• Goal:
Extract and list every line that contains the word "Meherpur".

• Records to process:
+++

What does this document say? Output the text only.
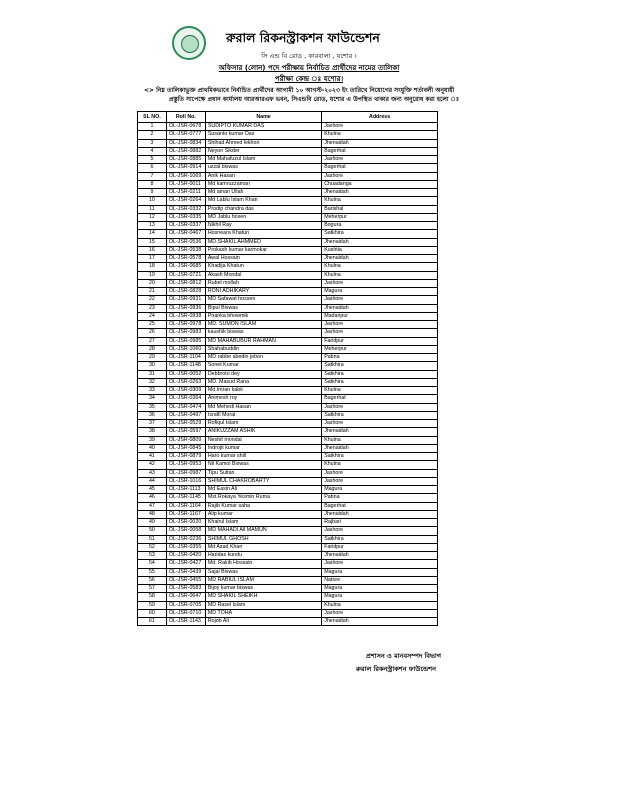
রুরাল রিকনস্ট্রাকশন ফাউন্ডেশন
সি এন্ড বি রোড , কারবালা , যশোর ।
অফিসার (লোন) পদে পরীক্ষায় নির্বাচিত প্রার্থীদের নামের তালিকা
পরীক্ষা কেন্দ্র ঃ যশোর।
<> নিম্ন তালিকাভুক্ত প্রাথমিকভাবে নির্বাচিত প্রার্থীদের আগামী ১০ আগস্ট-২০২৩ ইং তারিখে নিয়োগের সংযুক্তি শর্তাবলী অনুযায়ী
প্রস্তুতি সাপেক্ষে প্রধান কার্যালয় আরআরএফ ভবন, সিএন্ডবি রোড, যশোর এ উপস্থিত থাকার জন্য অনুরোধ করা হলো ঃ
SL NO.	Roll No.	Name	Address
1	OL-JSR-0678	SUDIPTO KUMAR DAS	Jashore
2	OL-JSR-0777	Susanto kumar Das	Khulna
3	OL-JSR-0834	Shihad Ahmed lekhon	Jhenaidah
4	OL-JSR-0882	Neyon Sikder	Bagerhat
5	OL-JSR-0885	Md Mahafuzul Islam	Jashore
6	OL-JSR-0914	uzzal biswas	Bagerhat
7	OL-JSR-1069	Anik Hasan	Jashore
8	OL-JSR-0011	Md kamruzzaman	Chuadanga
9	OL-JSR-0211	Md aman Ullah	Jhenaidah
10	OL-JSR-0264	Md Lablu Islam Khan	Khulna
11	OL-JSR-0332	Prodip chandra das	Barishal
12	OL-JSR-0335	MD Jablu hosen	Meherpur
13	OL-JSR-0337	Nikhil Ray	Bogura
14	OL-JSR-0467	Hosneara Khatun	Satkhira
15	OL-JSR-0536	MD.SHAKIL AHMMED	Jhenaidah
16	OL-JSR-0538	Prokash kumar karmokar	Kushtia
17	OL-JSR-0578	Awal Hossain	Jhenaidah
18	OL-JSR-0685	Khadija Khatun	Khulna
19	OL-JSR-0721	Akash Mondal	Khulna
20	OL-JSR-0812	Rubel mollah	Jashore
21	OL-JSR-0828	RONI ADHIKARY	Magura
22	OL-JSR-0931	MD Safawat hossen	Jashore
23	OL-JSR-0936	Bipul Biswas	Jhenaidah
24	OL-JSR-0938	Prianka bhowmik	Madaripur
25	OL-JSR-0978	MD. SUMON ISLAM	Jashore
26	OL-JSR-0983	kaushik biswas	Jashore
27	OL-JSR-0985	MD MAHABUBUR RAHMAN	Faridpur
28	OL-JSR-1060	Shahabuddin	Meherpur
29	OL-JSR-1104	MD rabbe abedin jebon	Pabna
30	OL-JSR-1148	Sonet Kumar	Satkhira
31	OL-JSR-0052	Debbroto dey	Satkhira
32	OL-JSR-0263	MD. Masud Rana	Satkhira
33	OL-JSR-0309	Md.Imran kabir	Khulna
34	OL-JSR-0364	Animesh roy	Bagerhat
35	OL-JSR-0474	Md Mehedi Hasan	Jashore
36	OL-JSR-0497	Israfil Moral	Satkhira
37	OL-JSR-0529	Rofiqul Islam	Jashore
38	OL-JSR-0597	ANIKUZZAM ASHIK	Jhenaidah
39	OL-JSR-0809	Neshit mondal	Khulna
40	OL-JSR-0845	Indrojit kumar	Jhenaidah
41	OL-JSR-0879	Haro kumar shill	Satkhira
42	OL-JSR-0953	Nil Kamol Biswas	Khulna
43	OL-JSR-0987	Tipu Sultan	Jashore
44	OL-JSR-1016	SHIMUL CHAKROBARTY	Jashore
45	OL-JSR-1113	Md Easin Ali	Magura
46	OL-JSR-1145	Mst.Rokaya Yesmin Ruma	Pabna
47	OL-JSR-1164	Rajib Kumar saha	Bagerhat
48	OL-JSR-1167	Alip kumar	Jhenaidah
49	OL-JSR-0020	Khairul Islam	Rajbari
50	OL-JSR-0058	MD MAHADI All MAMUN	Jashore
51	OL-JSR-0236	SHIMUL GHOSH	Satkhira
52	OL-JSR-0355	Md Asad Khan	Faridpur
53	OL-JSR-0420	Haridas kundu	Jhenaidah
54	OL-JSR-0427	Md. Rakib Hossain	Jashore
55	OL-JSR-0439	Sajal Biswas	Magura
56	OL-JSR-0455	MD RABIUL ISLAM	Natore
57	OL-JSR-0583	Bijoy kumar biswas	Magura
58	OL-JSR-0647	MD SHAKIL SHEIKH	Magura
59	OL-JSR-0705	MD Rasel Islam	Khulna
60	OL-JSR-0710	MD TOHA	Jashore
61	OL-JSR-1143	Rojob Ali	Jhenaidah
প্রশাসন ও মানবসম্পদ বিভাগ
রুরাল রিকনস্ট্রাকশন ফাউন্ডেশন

+++

• Written reply:
12	OL-JSR-0335	MD Jablu hosen	Meherpur
28	OL-JSR-1060	Shahabuddin	Meherpur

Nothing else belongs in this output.